— start SUPPLIED DATA —

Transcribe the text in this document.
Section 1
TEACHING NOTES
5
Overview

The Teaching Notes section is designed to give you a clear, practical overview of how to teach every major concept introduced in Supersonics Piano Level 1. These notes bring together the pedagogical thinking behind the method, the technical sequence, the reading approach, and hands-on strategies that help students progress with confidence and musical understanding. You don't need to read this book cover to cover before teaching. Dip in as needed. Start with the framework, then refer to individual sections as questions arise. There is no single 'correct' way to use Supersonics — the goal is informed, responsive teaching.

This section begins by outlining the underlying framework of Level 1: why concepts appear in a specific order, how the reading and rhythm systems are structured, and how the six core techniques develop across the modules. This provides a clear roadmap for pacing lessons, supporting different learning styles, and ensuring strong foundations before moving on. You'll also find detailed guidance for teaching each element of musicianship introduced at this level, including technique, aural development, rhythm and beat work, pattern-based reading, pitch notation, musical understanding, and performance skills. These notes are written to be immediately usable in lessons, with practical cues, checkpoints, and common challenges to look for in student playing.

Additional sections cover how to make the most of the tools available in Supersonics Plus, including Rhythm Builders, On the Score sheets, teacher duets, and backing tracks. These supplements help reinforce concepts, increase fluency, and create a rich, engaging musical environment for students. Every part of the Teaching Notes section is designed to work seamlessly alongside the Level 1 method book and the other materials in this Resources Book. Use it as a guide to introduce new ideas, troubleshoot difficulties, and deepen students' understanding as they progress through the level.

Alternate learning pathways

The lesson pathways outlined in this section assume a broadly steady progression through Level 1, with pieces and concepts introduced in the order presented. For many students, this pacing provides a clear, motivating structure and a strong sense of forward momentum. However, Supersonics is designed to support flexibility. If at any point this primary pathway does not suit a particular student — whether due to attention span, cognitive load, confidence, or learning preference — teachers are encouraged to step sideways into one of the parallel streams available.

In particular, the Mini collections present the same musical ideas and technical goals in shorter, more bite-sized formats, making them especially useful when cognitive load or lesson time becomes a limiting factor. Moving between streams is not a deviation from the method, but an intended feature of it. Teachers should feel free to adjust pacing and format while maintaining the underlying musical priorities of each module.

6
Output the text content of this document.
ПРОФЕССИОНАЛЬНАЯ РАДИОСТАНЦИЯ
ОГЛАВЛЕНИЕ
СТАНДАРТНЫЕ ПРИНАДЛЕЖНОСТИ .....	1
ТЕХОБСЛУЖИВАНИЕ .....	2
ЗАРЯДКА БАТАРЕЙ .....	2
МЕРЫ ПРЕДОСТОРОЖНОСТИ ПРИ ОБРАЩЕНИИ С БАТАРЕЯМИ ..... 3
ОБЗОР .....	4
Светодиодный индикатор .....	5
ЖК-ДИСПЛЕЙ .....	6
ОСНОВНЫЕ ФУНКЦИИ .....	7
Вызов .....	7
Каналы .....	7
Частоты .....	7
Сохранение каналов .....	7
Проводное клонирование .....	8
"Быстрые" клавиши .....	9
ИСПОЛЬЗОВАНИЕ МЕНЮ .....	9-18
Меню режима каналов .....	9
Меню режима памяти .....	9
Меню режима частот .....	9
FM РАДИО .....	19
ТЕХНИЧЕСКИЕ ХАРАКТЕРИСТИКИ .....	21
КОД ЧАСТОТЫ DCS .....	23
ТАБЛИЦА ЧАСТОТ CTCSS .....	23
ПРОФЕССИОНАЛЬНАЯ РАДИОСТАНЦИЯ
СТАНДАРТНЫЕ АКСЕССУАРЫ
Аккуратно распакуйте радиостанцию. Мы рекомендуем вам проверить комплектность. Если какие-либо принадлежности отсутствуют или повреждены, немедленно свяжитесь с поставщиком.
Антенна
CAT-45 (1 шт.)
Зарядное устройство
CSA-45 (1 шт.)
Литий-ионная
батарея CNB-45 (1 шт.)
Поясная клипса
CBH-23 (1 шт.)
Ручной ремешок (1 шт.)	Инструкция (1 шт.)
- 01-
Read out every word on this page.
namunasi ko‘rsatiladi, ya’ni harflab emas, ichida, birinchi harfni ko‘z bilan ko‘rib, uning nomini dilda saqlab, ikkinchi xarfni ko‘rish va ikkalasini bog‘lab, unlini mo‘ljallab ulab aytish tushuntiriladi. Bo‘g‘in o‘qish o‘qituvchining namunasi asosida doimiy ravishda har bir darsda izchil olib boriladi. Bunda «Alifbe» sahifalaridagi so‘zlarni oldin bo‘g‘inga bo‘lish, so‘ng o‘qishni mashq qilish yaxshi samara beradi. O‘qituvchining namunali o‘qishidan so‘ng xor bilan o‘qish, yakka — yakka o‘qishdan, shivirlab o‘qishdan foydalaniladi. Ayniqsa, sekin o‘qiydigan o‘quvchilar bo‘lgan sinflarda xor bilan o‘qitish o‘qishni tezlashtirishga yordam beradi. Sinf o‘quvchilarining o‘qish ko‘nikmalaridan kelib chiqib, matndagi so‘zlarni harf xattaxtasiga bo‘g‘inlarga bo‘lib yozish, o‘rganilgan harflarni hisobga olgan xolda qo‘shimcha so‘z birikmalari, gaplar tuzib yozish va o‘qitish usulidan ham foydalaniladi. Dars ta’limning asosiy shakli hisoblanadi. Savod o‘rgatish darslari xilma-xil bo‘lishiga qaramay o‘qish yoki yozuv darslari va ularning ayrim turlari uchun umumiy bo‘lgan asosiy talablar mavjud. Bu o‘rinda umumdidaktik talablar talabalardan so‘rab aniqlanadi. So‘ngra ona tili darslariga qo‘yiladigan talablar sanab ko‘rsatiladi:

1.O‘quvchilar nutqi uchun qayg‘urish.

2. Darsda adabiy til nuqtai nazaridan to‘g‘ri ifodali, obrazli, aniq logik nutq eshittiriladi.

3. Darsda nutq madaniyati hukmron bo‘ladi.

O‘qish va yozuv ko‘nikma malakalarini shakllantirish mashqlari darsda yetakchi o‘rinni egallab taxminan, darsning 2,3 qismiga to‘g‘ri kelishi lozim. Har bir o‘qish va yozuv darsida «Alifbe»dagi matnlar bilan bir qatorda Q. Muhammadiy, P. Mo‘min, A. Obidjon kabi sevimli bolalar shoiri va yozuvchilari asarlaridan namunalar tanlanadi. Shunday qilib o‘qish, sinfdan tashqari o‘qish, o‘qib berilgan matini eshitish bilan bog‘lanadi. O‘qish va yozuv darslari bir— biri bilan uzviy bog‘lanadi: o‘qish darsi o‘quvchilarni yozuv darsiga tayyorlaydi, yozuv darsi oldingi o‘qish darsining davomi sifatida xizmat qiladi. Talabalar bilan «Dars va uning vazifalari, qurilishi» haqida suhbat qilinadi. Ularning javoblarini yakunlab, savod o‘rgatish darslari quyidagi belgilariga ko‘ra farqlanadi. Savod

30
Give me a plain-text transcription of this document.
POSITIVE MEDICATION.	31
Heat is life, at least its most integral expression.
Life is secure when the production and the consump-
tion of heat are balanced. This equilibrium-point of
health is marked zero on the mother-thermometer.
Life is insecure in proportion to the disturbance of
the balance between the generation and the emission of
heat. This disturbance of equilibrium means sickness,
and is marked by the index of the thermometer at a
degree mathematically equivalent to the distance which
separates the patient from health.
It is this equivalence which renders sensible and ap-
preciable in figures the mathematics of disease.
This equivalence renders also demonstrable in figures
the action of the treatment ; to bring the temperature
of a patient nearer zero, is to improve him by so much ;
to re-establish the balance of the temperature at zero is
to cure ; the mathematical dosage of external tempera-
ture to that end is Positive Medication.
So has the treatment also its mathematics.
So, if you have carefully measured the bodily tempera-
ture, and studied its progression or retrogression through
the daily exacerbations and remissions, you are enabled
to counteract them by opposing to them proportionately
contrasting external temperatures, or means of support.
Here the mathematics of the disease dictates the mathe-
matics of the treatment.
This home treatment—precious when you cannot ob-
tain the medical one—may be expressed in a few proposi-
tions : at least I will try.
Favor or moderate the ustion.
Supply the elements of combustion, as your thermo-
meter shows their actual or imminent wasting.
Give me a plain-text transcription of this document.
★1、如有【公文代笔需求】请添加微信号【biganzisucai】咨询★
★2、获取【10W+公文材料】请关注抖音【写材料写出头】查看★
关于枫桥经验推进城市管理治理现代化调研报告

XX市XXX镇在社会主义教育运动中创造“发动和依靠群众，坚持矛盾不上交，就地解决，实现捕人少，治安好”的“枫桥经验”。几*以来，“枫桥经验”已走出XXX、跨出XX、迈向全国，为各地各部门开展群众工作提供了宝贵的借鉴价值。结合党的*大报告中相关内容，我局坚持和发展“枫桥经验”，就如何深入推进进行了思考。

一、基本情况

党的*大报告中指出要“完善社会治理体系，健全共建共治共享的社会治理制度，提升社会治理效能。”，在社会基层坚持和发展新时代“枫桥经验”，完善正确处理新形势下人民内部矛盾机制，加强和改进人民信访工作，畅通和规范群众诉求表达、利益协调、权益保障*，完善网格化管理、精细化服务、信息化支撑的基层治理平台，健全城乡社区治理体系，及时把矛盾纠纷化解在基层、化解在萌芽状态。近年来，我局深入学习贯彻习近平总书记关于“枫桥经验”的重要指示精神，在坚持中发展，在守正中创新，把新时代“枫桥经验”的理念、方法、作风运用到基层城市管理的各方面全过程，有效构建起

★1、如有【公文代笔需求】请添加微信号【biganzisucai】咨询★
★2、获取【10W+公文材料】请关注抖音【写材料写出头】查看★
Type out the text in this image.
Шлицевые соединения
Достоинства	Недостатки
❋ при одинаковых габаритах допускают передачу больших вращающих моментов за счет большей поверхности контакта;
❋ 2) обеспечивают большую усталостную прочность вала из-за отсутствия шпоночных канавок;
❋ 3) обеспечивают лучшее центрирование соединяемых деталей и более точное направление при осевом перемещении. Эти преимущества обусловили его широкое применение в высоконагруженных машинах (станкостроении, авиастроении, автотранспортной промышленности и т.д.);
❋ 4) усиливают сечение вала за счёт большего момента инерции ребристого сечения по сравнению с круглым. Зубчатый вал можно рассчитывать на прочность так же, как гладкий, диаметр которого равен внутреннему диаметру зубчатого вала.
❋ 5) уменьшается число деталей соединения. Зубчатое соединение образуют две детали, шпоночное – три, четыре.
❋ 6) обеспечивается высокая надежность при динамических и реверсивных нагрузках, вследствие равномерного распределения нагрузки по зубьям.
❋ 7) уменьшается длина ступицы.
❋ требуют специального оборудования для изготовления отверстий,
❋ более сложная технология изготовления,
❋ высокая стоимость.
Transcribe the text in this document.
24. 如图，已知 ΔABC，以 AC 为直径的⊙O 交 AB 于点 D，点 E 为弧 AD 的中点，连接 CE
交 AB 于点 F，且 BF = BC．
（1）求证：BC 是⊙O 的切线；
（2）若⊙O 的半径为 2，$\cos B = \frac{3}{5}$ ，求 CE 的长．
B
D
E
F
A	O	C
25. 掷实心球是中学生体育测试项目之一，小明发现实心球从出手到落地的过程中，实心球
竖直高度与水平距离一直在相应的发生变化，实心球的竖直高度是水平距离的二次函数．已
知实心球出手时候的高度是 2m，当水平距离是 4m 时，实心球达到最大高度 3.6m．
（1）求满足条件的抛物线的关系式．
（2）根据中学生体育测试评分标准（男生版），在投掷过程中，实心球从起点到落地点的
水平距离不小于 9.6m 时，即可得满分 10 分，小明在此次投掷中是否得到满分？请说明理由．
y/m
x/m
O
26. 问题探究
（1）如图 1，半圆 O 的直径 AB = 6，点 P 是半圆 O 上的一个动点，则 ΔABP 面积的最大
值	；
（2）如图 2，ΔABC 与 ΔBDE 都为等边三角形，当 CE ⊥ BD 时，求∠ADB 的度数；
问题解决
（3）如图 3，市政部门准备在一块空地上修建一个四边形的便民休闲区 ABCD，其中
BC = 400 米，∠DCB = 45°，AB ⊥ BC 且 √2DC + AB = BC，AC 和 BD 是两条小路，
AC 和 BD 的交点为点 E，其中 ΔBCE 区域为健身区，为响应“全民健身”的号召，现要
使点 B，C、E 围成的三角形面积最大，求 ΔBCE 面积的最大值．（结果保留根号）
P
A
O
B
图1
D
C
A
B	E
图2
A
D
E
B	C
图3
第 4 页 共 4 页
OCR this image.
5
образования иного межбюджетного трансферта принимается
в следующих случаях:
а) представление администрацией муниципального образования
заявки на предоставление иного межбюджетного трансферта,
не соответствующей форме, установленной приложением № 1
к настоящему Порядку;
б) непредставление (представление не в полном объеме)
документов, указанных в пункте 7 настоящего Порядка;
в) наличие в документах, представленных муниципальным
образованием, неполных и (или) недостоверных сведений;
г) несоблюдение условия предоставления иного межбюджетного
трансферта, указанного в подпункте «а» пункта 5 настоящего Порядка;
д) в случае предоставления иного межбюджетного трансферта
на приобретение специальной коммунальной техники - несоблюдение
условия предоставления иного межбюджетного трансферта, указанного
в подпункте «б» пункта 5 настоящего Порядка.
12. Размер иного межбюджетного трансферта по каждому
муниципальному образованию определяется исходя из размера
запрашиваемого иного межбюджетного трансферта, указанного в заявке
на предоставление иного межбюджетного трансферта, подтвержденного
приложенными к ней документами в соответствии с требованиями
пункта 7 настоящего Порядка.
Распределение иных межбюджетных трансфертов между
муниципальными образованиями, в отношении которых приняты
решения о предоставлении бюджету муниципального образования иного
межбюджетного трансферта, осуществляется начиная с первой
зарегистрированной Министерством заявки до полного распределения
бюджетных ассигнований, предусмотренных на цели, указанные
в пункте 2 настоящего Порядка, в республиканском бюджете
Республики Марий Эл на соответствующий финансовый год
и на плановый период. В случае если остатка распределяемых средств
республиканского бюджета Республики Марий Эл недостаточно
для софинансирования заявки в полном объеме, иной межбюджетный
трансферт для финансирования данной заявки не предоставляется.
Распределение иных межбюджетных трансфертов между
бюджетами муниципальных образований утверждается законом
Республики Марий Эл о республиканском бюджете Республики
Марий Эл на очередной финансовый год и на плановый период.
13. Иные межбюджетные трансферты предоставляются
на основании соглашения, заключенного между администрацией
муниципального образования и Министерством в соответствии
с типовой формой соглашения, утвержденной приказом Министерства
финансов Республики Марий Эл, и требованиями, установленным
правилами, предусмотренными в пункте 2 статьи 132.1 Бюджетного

— end SUPPLIED DATA —

TASK TO CARRY OUT – Say how many lines of the data hold the string "image". Reply with the number alone.

ANSWER BELOW – 2